* [GIVEN TASK] Find and copy lines holding "this".

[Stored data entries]
::::::::::

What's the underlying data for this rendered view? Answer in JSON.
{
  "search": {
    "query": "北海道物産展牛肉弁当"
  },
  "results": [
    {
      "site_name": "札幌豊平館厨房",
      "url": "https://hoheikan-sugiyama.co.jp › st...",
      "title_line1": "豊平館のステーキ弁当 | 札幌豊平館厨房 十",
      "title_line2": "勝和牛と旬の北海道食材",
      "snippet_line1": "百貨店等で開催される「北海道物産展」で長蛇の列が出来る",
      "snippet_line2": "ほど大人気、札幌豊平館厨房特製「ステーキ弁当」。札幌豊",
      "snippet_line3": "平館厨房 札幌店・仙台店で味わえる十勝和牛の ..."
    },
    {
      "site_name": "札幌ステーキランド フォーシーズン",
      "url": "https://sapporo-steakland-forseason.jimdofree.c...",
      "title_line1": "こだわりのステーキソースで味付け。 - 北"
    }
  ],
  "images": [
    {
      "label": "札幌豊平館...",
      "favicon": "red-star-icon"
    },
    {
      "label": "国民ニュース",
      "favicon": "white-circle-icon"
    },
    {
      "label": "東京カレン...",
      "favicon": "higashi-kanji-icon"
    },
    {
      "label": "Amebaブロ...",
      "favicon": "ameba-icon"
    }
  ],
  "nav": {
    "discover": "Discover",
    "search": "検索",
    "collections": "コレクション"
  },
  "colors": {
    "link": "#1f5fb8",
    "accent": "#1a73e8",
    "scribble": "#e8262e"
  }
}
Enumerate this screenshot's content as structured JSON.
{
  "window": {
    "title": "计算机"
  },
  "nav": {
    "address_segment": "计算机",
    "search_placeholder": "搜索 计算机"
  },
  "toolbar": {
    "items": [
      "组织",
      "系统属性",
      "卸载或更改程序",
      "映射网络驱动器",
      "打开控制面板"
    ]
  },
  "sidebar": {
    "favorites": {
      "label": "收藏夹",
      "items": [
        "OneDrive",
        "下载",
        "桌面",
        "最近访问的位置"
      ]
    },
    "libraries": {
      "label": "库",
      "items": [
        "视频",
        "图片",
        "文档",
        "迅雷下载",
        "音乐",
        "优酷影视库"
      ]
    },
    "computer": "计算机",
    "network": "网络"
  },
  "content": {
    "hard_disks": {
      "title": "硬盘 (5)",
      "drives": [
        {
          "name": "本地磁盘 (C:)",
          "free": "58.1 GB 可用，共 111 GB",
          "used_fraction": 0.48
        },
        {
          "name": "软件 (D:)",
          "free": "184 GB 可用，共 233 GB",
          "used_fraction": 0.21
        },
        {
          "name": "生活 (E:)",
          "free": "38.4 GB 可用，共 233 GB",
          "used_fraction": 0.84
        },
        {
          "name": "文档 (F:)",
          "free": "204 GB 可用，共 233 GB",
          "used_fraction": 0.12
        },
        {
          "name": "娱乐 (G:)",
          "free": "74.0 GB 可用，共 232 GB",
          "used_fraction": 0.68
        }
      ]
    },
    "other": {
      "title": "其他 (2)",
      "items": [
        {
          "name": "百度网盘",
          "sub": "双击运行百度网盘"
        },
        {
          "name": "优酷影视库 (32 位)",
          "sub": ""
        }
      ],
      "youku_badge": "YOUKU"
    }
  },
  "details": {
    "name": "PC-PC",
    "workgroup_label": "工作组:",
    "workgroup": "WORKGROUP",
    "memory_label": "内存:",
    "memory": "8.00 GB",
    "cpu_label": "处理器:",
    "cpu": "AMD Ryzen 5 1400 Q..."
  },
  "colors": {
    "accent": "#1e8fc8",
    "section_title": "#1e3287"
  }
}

::::::::::

* [THE SOLUTION]
What's the underlying data for this rendered view? Answer in JSON.
Enumerate this screenshot's content as structured JSON.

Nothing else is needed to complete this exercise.